[Records from a collection of figures]
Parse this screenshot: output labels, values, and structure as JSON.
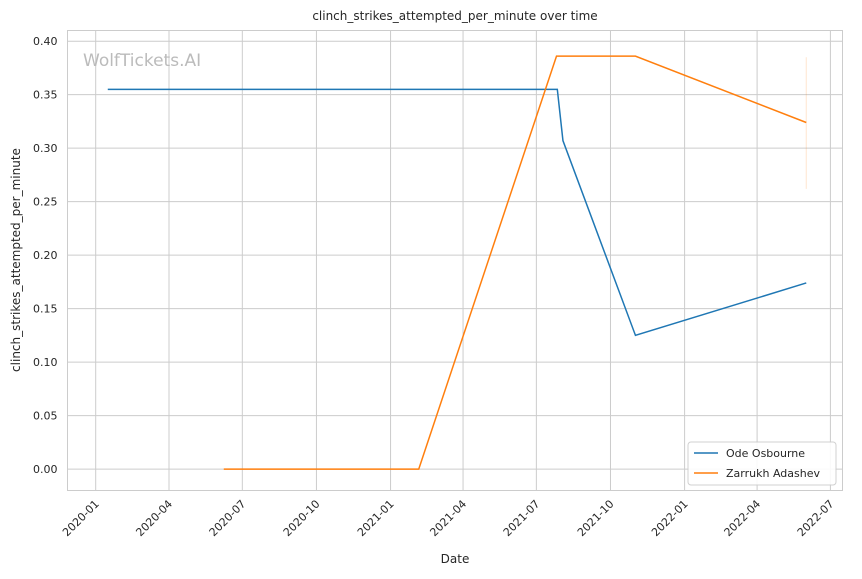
{
  "chart_data": {
    "type": "line",
    "title": "clinch_strikes_attempted_per_minute over time",
    "xlabel": "Date",
    "ylabel": "clinch_strikes_attempted_per_minute",
    "watermark": "WolfTickets.AI",
    "xlim": [
      "2019-11-27",
      "2022-07-16"
    ],
    "ylim": [
      -0.02,
      0.41
    ],
    "x_ticks": [
      "2020-01",
      "2020-04",
      "2020-07",
      "2020-10",
      "2021-01",
      "2021-04",
      "2021-07",
      "2021-10",
      "2022-01",
      "2022-04",
      "2022-07"
    ],
    "y_ticks": [
      "0.00",
      "0.05",
      "0.10",
      "0.15",
      "0.20",
      "0.25",
      "0.30",
      "0.35",
      "0.40"
    ],
    "grid": true,
    "legend_position": "bottom-right",
    "series": [
      {
        "name": "Ode Osbourne",
        "color": "#1f77b4",
        "points": [
          [
            "2020-01-16",
            0.355
          ],
          [
            "2021-07-27",
            0.355
          ],
          [
            "2021-08-03",
            0.307
          ],
          [
            "2021-11-01",
            0.125
          ],
          [
            "2022-06-01",
            0.174
          ]
        ]
      },
      {
        "name": "Zarrukh Adashev",
        "color": "#ff7f0e",
        "points": [
          [
            "2020-06-08",
            0.0
          ],
          [
            "2021-02-05",
            0.0
          ],
          [
            "2021-07-26",
            0.386
          ],
          [
            "2021-11-01",
            0.386
          ],
          [
            "2022-06-01",
            0.324
          ]
        ]
      }
    ],
    "faint_marker": {
      "date": "2022-06-01",
      "y_range": [
        0.262,
        0.385
      ],
      "color": "#ff7f0e"
    }
  }
}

- [REQUIREMENTS] Of the lines in the listing above, how many hold the string "color"? Reply with the number only.

- [EXERCISE OUTPUT] 3